Lift out each line of the data that holds "this".

Dataset rows about figures —
.....
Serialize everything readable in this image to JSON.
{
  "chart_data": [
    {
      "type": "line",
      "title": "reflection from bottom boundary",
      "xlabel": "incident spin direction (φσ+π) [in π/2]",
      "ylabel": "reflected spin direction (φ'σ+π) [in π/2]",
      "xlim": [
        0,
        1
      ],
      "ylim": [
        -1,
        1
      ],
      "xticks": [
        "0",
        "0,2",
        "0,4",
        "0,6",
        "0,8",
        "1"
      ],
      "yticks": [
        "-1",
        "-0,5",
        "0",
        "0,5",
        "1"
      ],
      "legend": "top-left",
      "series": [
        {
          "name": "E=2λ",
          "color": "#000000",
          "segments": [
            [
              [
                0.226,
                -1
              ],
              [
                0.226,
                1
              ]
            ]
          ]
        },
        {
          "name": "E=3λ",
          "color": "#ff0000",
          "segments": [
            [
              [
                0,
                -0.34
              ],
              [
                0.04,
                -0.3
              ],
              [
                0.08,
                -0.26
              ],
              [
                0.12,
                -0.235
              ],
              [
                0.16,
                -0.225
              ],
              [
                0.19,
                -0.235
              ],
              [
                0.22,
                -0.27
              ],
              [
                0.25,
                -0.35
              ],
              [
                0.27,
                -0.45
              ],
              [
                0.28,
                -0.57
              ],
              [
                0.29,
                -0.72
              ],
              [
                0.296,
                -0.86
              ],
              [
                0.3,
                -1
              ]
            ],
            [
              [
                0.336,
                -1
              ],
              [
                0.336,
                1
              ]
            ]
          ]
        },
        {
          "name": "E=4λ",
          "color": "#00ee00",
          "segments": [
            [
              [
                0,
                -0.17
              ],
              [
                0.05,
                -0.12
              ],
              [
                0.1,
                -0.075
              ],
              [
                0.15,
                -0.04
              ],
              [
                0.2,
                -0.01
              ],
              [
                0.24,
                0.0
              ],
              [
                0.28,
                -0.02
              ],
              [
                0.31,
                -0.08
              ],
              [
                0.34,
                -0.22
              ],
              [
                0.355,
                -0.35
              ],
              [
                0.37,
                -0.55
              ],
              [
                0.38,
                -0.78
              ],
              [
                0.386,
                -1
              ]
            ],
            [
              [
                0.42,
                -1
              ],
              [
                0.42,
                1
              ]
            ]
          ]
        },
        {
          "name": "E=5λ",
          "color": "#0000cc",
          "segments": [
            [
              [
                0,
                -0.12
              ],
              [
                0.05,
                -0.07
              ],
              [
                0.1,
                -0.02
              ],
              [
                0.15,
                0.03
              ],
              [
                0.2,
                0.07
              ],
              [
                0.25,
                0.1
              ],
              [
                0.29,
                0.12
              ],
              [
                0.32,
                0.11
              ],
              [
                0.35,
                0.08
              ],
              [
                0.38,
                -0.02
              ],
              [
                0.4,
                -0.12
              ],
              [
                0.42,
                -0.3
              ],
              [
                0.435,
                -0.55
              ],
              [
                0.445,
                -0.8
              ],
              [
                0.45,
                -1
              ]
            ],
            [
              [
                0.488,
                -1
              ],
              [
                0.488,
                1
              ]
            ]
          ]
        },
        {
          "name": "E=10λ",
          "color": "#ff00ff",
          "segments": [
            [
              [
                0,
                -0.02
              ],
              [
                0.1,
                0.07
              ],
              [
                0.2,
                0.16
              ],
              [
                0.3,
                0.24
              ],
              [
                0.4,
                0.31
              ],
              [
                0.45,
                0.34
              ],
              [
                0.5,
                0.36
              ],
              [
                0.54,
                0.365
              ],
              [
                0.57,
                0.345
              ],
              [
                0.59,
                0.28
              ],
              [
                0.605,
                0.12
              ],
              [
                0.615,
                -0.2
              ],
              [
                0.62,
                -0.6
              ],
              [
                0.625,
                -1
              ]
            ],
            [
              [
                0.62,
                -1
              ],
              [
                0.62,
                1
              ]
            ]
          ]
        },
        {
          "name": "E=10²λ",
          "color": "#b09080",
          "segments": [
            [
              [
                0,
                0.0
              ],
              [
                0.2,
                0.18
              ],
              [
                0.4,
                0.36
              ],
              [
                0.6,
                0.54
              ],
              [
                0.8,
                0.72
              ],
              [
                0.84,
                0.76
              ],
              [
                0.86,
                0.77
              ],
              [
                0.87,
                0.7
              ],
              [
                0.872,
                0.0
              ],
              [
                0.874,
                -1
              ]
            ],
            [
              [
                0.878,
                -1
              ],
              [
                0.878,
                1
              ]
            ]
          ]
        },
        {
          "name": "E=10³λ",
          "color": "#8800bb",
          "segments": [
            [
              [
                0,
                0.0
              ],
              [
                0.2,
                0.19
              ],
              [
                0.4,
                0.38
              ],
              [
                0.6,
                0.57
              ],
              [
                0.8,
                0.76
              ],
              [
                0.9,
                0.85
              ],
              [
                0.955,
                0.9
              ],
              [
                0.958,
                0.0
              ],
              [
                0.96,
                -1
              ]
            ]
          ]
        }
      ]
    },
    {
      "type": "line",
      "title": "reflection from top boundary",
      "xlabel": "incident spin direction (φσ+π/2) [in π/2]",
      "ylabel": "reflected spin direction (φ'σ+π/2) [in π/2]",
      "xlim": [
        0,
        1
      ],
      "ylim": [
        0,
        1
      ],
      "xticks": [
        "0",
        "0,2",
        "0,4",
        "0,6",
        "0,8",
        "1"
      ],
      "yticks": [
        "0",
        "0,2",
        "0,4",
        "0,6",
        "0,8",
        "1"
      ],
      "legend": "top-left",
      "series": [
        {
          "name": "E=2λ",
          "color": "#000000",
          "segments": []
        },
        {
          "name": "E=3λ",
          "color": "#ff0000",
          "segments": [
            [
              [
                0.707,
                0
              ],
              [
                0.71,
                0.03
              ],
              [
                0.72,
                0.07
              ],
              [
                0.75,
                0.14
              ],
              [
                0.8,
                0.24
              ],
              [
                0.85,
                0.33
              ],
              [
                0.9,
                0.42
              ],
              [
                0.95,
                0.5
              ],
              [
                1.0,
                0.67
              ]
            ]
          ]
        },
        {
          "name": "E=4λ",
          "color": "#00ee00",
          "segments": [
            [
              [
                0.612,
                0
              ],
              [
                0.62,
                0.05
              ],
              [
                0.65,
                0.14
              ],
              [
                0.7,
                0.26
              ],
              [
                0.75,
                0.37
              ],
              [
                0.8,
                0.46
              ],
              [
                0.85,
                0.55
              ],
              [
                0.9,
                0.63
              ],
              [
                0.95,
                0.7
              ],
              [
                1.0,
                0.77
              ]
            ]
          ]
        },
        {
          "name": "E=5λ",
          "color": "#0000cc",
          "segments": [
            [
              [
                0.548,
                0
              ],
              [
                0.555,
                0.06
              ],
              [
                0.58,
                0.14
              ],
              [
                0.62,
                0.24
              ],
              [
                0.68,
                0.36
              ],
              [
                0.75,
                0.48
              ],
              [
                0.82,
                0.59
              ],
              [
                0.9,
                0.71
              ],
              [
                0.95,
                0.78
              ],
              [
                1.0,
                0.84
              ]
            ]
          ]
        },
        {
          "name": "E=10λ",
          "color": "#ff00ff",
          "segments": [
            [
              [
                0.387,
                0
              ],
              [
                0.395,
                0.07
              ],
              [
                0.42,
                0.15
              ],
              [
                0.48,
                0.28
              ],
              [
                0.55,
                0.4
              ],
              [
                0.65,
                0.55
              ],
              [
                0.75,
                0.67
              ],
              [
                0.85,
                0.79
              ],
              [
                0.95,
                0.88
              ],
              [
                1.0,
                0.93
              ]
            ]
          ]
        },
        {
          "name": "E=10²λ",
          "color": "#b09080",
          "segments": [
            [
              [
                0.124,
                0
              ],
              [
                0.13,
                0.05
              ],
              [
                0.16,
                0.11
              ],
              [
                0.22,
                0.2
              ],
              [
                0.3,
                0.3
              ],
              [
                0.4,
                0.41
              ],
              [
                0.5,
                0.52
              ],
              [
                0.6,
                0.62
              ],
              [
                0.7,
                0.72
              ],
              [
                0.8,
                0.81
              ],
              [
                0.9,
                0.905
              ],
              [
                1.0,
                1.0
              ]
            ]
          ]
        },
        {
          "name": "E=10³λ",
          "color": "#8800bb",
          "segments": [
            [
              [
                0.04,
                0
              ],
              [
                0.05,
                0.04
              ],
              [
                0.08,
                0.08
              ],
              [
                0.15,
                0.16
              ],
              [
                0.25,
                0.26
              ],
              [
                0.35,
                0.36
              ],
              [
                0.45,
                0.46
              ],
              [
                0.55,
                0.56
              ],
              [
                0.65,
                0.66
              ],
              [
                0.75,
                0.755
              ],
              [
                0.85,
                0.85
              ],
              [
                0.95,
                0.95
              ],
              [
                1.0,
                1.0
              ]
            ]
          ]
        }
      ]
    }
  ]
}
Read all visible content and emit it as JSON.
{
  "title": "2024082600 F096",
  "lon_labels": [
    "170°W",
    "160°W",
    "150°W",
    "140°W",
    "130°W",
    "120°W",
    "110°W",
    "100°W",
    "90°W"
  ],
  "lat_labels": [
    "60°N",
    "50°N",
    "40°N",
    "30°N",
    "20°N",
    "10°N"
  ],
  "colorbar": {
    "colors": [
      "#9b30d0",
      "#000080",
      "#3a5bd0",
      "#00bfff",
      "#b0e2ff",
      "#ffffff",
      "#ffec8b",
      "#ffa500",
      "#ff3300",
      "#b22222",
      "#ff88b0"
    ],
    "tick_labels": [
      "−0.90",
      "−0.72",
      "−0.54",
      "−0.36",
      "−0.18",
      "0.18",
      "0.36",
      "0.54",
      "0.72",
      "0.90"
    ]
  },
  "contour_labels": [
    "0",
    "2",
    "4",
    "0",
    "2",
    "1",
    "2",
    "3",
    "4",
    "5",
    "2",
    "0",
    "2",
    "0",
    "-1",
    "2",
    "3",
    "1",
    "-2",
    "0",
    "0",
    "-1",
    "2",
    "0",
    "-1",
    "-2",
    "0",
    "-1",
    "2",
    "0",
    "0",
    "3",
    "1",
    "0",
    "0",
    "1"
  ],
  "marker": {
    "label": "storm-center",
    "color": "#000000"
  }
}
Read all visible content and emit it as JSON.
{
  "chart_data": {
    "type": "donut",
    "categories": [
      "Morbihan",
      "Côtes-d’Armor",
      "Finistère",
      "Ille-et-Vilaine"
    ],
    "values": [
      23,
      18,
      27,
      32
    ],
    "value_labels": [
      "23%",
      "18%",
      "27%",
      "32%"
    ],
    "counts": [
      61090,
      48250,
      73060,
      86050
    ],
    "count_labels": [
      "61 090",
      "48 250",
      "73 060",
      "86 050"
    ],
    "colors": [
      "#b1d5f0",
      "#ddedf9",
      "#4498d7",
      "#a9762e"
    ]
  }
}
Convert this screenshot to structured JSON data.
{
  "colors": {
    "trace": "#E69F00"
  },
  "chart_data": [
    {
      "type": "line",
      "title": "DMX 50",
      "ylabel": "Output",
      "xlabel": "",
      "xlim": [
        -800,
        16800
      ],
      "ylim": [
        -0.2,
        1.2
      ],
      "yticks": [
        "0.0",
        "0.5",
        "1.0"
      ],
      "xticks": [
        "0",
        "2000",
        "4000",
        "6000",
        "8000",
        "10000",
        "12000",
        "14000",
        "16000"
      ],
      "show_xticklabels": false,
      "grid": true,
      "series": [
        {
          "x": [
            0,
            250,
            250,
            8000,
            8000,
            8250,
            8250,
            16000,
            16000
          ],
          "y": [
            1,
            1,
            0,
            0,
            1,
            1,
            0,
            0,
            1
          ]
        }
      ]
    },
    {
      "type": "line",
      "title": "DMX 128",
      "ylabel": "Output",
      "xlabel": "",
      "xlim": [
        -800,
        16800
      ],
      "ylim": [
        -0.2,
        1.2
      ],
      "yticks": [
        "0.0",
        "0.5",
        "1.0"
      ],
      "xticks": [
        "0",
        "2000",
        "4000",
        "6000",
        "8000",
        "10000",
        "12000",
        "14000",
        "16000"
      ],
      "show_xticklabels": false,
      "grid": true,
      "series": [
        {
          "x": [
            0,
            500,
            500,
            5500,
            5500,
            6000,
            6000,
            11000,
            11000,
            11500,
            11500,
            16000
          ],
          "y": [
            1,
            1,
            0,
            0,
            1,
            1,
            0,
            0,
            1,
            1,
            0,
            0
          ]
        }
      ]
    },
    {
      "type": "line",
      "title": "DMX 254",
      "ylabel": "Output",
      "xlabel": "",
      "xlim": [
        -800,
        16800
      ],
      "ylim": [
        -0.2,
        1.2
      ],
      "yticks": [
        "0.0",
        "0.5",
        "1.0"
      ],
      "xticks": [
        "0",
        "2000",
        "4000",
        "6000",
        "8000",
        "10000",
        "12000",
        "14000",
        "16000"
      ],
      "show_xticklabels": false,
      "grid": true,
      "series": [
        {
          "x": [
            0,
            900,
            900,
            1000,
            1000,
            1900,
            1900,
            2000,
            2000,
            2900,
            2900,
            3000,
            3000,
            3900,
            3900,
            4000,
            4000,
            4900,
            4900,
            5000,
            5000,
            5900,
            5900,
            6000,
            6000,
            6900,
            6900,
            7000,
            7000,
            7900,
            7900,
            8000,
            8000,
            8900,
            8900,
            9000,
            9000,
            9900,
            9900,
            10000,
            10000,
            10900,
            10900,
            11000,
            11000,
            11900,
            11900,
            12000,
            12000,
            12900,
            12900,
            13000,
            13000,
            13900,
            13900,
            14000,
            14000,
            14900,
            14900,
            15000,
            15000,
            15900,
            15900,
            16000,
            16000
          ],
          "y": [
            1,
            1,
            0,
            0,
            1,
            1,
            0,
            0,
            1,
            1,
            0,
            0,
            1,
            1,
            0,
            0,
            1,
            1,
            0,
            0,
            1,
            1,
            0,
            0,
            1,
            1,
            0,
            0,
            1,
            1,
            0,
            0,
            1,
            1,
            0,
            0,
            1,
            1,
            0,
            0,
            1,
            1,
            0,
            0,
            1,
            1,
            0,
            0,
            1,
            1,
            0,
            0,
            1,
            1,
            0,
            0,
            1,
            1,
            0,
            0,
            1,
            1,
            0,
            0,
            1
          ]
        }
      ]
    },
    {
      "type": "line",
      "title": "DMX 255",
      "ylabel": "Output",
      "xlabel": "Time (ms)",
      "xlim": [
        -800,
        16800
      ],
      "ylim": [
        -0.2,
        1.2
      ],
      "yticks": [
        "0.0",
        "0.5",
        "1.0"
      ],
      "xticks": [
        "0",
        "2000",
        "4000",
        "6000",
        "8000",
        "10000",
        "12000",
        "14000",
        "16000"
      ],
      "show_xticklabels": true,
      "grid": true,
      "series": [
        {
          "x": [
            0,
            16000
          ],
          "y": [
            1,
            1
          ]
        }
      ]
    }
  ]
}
.....
Result —
Serialize everything readable in this image to JSON.
Convert this screenshot to structured JSON data.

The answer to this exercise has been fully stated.